**Recorded data**
╔══
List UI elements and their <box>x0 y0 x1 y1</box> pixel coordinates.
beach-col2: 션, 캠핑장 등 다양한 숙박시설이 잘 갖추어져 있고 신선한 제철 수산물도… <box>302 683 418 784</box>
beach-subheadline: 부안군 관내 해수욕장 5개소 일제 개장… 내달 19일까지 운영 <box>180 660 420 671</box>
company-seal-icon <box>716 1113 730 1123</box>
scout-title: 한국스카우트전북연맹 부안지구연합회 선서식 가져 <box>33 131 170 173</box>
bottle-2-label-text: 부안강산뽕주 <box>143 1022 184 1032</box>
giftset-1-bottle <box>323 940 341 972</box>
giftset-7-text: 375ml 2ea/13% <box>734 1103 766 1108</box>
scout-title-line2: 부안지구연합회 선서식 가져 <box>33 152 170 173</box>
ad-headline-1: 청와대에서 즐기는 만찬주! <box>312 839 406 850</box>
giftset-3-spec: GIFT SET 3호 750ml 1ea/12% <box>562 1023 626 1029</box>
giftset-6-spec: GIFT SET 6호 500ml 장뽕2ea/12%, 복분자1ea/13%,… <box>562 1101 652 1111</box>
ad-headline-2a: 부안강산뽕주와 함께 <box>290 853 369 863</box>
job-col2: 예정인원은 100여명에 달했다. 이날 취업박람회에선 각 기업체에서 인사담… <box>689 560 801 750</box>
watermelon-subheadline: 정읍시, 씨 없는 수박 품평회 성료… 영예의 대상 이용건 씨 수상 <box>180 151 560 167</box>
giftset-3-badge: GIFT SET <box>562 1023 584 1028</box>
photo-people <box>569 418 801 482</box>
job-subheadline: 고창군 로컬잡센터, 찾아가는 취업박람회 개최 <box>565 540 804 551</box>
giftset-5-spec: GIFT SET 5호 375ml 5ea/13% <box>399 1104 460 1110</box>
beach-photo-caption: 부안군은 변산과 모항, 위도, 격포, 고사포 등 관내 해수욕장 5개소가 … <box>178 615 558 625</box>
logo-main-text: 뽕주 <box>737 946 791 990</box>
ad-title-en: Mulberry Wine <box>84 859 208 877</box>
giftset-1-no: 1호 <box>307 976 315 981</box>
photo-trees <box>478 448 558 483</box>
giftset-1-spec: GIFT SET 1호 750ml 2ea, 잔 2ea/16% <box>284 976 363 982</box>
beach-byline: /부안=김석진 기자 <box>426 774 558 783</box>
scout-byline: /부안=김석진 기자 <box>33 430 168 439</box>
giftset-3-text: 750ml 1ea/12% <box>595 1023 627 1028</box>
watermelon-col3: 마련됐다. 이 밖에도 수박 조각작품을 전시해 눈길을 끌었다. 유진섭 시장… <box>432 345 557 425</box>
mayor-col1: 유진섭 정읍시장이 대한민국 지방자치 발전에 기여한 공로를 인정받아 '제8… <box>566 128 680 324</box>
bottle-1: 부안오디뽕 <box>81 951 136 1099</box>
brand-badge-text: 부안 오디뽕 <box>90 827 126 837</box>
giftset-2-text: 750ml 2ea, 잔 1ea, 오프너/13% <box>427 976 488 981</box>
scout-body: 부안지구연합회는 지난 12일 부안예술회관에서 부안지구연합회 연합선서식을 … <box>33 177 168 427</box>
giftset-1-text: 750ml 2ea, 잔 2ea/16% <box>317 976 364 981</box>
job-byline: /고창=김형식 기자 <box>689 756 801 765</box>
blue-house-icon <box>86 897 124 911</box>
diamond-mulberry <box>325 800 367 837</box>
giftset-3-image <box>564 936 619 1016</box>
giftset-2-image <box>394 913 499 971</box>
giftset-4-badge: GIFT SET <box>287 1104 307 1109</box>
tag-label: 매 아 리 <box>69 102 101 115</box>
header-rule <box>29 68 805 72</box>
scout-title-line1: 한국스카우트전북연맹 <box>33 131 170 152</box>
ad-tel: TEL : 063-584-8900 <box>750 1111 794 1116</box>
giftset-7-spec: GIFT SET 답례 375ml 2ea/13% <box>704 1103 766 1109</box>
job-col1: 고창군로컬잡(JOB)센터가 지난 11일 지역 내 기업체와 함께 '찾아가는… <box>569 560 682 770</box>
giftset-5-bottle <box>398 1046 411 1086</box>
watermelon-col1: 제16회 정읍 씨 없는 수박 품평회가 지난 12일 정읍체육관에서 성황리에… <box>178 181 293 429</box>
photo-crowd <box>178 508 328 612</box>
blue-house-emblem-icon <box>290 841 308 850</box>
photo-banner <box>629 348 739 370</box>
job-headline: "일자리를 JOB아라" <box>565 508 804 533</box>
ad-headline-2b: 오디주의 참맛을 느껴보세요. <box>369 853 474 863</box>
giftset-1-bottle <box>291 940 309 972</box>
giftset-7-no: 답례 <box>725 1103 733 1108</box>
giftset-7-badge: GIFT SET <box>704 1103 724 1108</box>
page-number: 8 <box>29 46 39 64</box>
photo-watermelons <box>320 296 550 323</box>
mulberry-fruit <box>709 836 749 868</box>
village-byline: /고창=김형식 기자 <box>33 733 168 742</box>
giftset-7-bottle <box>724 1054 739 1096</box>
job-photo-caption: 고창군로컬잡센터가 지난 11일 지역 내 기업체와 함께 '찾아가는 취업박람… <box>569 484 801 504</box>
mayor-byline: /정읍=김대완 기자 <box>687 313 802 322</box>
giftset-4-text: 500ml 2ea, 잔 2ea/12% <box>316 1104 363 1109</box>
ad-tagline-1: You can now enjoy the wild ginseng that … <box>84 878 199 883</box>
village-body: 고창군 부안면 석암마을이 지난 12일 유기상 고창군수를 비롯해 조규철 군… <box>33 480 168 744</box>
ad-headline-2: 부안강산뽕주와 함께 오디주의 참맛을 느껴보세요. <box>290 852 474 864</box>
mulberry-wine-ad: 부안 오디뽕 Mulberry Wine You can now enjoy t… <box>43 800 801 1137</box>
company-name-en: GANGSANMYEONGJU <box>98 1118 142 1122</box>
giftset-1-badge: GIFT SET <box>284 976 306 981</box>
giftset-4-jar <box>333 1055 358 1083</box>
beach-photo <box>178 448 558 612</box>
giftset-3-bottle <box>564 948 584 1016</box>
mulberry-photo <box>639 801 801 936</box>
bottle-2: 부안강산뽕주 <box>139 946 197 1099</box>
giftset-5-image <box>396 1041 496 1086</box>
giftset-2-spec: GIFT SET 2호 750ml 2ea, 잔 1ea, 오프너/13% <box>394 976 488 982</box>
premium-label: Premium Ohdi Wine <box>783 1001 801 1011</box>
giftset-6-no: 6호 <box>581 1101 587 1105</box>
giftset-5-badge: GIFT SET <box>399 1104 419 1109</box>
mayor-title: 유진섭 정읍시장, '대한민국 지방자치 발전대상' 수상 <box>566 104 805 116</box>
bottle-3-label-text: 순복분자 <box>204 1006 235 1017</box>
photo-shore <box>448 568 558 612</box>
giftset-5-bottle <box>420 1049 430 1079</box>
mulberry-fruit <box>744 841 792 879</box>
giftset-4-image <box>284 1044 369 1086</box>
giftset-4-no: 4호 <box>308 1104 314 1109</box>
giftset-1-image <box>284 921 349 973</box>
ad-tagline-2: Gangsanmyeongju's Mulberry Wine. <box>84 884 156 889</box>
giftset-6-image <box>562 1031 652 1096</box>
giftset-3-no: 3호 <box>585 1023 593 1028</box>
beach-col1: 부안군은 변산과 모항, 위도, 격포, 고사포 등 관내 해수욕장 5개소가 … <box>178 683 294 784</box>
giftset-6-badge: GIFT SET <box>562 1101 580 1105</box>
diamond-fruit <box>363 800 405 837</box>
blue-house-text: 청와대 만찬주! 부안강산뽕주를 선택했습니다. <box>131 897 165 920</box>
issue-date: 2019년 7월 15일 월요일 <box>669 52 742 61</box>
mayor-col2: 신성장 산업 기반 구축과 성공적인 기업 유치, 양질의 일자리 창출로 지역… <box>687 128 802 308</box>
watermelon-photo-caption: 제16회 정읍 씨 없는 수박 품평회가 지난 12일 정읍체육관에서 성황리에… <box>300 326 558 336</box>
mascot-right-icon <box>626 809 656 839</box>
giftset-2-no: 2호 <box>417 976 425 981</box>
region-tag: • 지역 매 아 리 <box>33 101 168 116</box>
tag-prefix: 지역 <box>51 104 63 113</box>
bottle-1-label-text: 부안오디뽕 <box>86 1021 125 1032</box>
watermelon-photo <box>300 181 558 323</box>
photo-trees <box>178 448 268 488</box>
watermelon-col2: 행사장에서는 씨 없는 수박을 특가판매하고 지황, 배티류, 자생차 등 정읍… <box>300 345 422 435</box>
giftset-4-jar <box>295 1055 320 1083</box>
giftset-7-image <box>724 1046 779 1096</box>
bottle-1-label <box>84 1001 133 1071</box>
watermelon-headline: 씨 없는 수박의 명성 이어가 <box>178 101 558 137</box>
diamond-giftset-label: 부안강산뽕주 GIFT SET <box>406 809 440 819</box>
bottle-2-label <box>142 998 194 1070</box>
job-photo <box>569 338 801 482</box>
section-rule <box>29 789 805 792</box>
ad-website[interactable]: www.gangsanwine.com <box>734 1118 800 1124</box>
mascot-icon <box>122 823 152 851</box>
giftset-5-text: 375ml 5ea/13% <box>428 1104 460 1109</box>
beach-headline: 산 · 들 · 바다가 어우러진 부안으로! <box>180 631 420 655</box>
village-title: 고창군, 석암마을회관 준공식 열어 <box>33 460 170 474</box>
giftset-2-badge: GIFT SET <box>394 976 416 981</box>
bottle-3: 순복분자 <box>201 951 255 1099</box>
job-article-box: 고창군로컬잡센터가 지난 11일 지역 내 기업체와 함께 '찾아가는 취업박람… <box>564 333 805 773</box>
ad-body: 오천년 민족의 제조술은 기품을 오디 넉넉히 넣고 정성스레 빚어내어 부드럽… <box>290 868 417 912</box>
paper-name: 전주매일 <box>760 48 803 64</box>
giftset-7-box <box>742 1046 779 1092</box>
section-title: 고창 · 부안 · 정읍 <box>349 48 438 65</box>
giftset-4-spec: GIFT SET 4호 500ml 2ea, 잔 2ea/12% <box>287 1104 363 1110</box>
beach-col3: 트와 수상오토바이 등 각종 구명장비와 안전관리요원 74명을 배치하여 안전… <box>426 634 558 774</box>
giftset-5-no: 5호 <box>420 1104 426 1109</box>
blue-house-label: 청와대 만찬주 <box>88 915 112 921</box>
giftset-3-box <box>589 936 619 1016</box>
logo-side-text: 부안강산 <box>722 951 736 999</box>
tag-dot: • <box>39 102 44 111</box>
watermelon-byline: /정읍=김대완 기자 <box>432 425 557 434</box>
╚══
Retype the material without alteration, beginning at its first line and stopping after the line that contains "photo-people <box>569 418 801 482</box>".

List UI elements and their <box>x0 y0 x1 y1</box> pixel coordinates.
beach-col2: 션, 캠핑장 등 다양한 숙박시설이 잘 갖추어져 있고 신선한 제철 수산물도… <box>302 683 418 784</box>
beach-subheadline: 부안군 관내 해수욕장 5개소 일제 개장… 내달 19일까지 운영 <box>180 660 420 671</box>
company-seal-icon <box>716 1113 730 1123</box>
scout-title: 한국스카우트전북연맹 부안지구연합회 선서식 가져 <box>33 131 170 173</box>
bottle-2-label-text: 부안강산뽕주 <box>143 1022 184 1032</box>
giftset-1-bottle <box>323 940 341 972</box>
giftset-7-text: 375ml 2ea/13% <box>734 1103 766 1108</box>
scout-title-line2: 부안지구연합회 선서식 가져 <box>33 152 170 173</box>
ad-headline-1: 청와대에서 즐기는 만찬주! <box>312 839 406 850</box>
giftset-3-spec: GIFT SET 3호 750ml 1ea/12% <box>562 1023 626 1029</box>
giftset-6-spec: GIFT SET 6호 500ml 장뽕2ea/12%, 복분자1ea/13%,… <box>562 1101 652 1111</box>
ad-headline-2a: 부안강산뽕주와 함께 <box>290 853 369 863</box>
job-col2: 예정인원은 100여명에 달했다. 이날 취업박람회에선 각 기업체에서 인사담… <box>689 560 801 750</box>
watermelon-subheadline: 정읍시, 씨 없는 수박 품평회 성료… 영예의 대상 이용건 씨 수상 <box>180 151 560 167</box>
giftset-3-badge: GIFT SET <box>562 1023 584 1028</box>
photo-people <box>569 418 801 482</box>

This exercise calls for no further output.